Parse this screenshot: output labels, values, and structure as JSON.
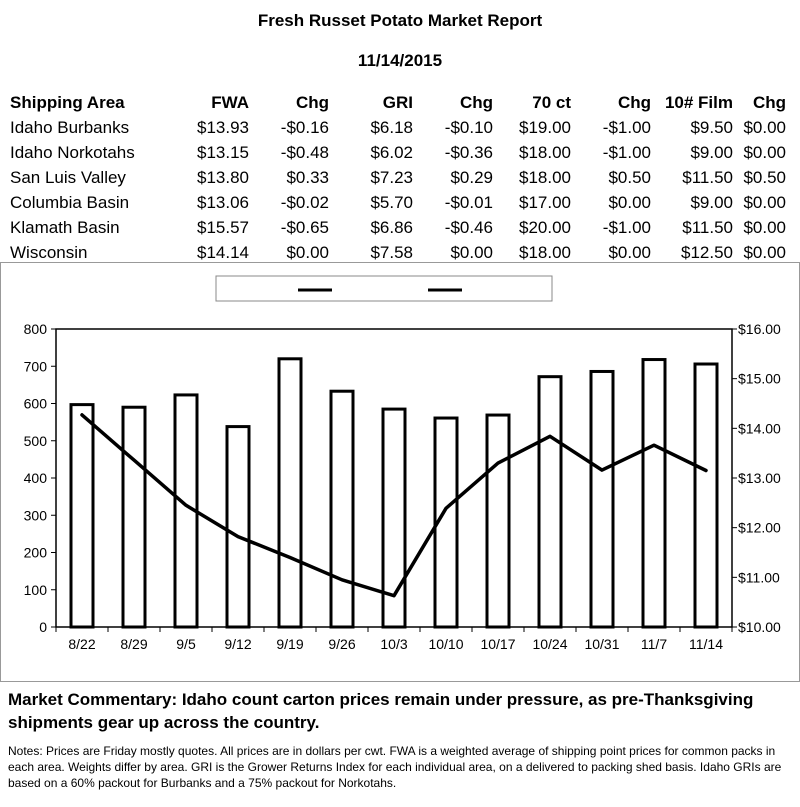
{
  "report": {
    "title": "Fresh Russet Potato Market Report",
    "date": "11/14/2015"
  },
  "table": {
    "headers": [
      "Shipping Area",
      "FWA",
      "Chg",
      "GRI",
      "Chg",
      "70 ct",
      "Chg",
      "10# Film",
      "Chg"
    ],
    "rows": [
      [
        "Idaho Burbanks",
        "$13.93",
        "-$0.16",
        "$6.18",
        "-$0.10",
        "$19.00",
        "-$1.00",
        "$9.50",
        "$0.00"
      ],
      [
        "Idaho Norkotahs",
        "$13.15",
        "-$0.48",
        "$6.02",
        "-$0.36",
        "$18.00",
        "-$1.00",
        "$9.00",
        "$0.00"
      ],
      [
        "San Luis Valley",
        "$13.80",
        "$0.33",
        "$7.23",
        "$0.29",
        "$18.00",
        "$0.50",
        "$11.50",
        "$0.50"
      ],
      [
        "Columbia Basin",
        "$13.06",
        "-$0.02",
        "$5.70",
        "-$0.01",
        "$17.00",
        "$0.00",
        "$9.00",
        "$0.00"
      ],
      [
        "Klamath Basin",
        "$15.57",
        "-$0.65",
        "$6.86",
        "-$0.46",
        "$20.00",
        "-$1.00",
        "$11.50",
        "$0.00"
      ],
      [
        "Wisconsin",
        "$14.14",
        "$0.00",
        "$7.58",
        "$0.00",
        "$18.00",
        "$0.00",
        "$12.50",
        "$0.00"
      ]
    ]
  },
  "chart_data": {
    "type": "bar",
    "title": "",
    "xlabel": "",
    "ylabel": "",
    "categories": [
      "8/22",
      "8/29",
      "9/5",
      "9/12",
      "9/19",
      "9/26",
      "10/3",
      "10/10",
      "10/17",
      "10/24",
      "10/31",
      "11/7",
      "11/14"
    ],
    "series": [
      {
        "type": "bar",
        "axis": "left",
        "values": [
          597,
          590,
          623,
          538,
          720,
          633,
          585,
          561,
          569,
          672,
          686,
          718,
          706
        ]
      },
      {
        "type": "line",
        "axis": "right",
        "values": [
          14.27,
          13.36,
          12.45,
          11.82,
          11.4,
          10.95,
          10.63,
          12.39,
          13.3,
          13.84,
          13.16,
          13.66,
          13.15
        ]
      }
    ],
    "ylim": [
      0,
      800
    ],
    "yticks": [
      0,
      100,
      200,
      300,
      400,
      500,
      600,
      700,
      800
    ],
    "y2lim": [
      10,
      16
    ],
    "y2ticks": [
      "$10.00",
      "$11.00",
      "$12.00",
      "$13.00",
      "$14.00",
      "$15.00",
      "$16.00"
    ],
    "legend": "top-center",
    "grid": false
  },
  "commentary": "Market Commentary: Idaho count carton prices remain under pressure, as pre-Thanksgiving shipments gear up across the country.",
  "notes": "Notes: Prices are Friday mostly quotes. All prices are in dollars per cwt. FWA is a weighted average of shipping point prices for  common packs in each area. Weights differ by area. GRI is the Grower Returns Index for each individual area, on a delivered to packing shed basis. Idaho GRIs are based on a 60% packout for Burbanks and a 75% packout for Norkotahs."
}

━━━

EXERCISE TASK:
Make an exact copy of the records above, with the pictures left out.

REPLY TO THE EXERCISE:
Parse this screenshot: output labels, values, and structure as JSON.
{
  "report": {
    "title": "Fresh Russet Potato Market Report",
    "date": "11/14/2015"
  },
  "table": {
    "headers": [
      "Shipping Area",
      "FWA",
      "Chg",
      "GRI",
      "Chg",
      "70 ct",
      "Chg",
      "10# Film",
      "Chg"
    ],
    "rows": [
      [
        "Idaho Burbanks",
        "$13.93",
        "-$0.16",
        "$6.18",
        "-$0.10",
        "$19.00",
        "-$1.00",
        "$9.50",
        "$0.00"
      ],
      [
        "Idaho Norkotahs",
        "$13.15",
        "-$0.48",
        "$6.02",
        "-$0.36",
        "$18.00",
        "-$1.00",
        "$9.00",
        "$0.00"
      ],
      [
        "San Luis Valley",
        "$13.80",
        "$0.33",
        "$7.23",
        "$0.29",
        "$18.00",
        "$0.50",
        "$11.50",
        "$0.50"
      ],
      [
        "Columbia Basin",
        "$13.06",
        "-$0.02",
        "$5.70",
        "-$0.01",
        "$17.00",
        "$0.00",
        "$9.00",
        "$0.00"
      ],
      [
        "Klamath Basin",
        "$15.57",
        "-$0.65",
        "$6.86",
        "-$0.46",
        "$20.00",
        "-$1.00",
        "$11.50",
        "$0.00"
      ],
      [
        "Wisconsin",
        "$14.14",
        "$0.00",
        "$7.58",
        "$0.00",
        "$18.00",
        "$0.00",
        "$12.50",
        "$0.00"
      ]
    ]
  },
  "chart_data": {
    "type": "bar",
    "title": "",
    "xlabel": "",
    "ylabel": "",
    "categories": [
      "8/22",
      "8/29",
      "9/5",
      "9/12",
      "9/19",
      "9/26",
      "10/3",
      "10/10",
      "10/17",
      "10/24",
      "10/31",
      "11/7",
      "11/14"
    ],
    "series": [
      {
        "type": "bar",
        "axis": "left",
        "values": [
          597,
          590,
          623,
          538,
          720,
          633,
          585,
          561,
          569,
          672,
          686,
          718,
          706
        ]
      },
      {
        "type": "line",
        "axis": "right",
        "values": [
          14.27,
          13.36,
          12.45,
          11.82,
          11.4,
          10.95,
          10.63,
          12.39,
          13.3,
          13.84,
          13.16,
          13.66,
          13.15
        ]
      }
    ],
    "ylim": [
      0,
      800
    ],
    "yticks": [
      0,
      100,
      200,
      300,
      400,
      500,
      600,
      700,
      800
    ],
    "y2lim": [
      10,
      16
    ],
    "y2ticks": [
      "$10.00",
      "$11.00",
      "$12.00",
      "$13.00",
      "$14.00",
      "$15.00",
      "$16.00"
    ],
    "legend": "top-center",
    "grid": false
  },
  "commentary": "Market Commentary: Idaho count carton prices remain under pressure, as pre-Thanksgiving shipments gear up across the country.",
  "notes": "Notes: Prices are Friday mostly quotes. All prices are in dollars per cwt. FWA is a weighted average of shipping point prices for  common packs in each area. Weights differ by area. GRI is the Grower Returns Index for each individual area, on a delivered to packing shed basis. Idaho GRIs are based on a 60% packout for Burbanks and a 75% packout for Norkotahs."
}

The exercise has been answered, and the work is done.